● **STATED EXERCISE**:
Determine how many lines of the records include "string", and answer with the number alone.

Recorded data
⁂

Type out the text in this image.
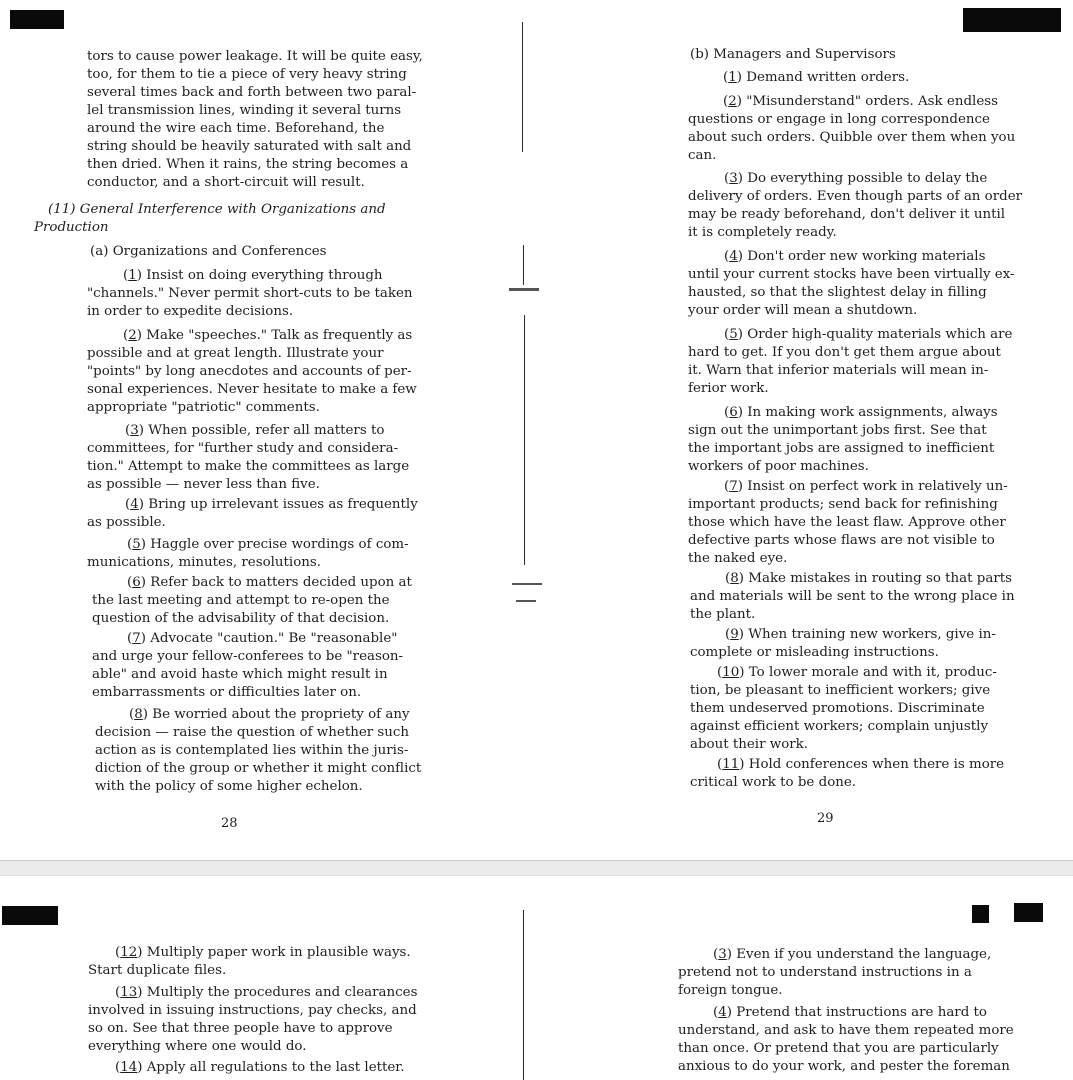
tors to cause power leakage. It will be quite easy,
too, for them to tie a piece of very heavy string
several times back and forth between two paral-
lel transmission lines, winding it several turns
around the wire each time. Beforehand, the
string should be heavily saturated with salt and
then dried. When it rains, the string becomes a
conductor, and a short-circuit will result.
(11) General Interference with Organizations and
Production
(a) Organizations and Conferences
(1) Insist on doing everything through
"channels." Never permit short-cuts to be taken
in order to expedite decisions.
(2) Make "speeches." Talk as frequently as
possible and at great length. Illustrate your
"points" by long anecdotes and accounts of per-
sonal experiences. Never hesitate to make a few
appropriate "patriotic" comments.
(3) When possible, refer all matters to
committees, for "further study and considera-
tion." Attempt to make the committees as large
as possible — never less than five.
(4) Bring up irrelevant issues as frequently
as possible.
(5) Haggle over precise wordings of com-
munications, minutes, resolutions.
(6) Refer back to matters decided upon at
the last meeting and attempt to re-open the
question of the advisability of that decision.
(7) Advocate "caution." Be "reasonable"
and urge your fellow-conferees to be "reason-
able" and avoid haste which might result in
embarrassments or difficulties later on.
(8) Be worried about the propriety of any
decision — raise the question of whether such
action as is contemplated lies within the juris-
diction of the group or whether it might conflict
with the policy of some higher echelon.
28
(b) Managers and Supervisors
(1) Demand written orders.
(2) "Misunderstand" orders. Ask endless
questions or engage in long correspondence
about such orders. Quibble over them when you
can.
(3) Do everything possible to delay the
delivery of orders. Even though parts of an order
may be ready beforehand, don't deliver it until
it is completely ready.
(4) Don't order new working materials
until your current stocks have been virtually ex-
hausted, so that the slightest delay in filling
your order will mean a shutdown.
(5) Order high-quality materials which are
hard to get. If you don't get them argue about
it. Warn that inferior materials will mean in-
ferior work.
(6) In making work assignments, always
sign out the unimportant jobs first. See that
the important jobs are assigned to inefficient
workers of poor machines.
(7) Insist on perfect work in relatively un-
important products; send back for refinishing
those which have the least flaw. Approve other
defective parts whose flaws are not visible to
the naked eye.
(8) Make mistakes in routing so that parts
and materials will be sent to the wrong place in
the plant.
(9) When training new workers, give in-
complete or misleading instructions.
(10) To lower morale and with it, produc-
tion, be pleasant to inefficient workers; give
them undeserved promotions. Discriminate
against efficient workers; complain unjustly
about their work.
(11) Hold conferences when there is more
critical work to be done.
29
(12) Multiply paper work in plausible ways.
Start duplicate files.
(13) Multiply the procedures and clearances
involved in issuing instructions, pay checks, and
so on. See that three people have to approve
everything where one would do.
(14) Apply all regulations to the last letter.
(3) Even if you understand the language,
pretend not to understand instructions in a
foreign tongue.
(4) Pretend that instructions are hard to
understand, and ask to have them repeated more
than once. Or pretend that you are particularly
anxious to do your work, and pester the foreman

⁂

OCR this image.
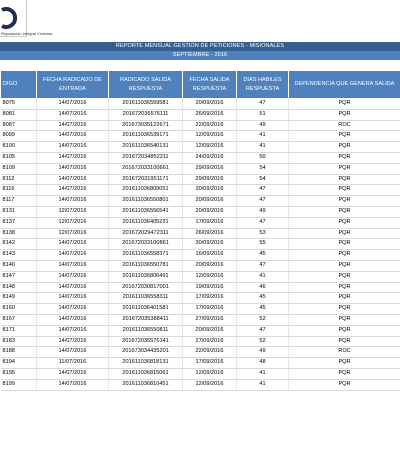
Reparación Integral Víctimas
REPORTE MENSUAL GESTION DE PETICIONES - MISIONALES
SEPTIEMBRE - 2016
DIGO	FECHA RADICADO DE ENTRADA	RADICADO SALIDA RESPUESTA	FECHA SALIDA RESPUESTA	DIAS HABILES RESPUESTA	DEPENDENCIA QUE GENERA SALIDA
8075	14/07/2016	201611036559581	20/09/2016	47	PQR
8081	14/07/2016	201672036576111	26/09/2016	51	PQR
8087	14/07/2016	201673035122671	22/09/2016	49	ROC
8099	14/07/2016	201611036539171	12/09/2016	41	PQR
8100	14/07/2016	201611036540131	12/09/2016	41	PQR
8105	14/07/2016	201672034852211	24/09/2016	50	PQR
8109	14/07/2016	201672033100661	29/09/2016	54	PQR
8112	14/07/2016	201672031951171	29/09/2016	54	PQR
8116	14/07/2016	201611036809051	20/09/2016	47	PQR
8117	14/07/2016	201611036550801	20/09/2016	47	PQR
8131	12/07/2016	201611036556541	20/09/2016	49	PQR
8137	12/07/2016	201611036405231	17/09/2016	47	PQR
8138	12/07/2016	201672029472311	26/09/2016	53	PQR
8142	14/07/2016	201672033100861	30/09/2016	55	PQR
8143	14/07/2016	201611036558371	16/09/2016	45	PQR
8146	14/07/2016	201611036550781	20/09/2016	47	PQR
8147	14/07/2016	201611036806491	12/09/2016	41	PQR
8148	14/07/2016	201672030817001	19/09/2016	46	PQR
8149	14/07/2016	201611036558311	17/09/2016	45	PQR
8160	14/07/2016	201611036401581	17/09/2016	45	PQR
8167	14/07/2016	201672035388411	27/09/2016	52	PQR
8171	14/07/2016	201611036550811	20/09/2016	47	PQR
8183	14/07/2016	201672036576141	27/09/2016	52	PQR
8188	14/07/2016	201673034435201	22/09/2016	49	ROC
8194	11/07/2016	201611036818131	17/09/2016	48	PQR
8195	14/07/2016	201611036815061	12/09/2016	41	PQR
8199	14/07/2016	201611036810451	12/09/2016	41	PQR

⁂

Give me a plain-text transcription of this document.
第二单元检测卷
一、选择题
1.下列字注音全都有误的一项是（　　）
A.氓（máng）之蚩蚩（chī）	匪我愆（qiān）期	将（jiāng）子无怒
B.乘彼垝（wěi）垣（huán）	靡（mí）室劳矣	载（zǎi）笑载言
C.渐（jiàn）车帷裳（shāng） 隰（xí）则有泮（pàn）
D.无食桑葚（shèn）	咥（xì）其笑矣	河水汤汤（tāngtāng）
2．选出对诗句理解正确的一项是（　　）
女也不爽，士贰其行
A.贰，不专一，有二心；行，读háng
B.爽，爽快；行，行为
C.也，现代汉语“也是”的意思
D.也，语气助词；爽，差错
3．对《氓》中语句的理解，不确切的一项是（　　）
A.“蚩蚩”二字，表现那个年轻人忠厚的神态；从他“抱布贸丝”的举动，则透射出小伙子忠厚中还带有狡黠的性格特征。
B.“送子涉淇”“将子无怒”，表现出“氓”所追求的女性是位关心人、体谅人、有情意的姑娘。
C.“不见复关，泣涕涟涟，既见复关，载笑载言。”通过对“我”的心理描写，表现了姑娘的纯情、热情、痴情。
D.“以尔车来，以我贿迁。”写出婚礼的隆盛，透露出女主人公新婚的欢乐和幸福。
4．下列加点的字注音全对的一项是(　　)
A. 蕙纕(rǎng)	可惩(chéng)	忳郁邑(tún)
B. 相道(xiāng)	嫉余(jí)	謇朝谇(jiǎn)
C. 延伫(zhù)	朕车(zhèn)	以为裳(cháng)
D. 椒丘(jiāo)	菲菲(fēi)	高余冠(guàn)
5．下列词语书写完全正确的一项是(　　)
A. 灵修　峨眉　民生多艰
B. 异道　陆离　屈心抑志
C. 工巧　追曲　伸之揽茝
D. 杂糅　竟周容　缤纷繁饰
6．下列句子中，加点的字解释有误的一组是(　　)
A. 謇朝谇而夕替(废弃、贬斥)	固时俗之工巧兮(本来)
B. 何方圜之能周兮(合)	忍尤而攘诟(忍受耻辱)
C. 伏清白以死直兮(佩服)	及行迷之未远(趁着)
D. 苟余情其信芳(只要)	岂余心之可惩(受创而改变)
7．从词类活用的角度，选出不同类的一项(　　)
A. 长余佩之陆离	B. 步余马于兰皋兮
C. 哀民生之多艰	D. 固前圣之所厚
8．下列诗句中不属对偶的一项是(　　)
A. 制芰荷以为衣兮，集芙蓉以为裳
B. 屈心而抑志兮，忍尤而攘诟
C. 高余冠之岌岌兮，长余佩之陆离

⁂

● **CORRECT OUTPUT**:
3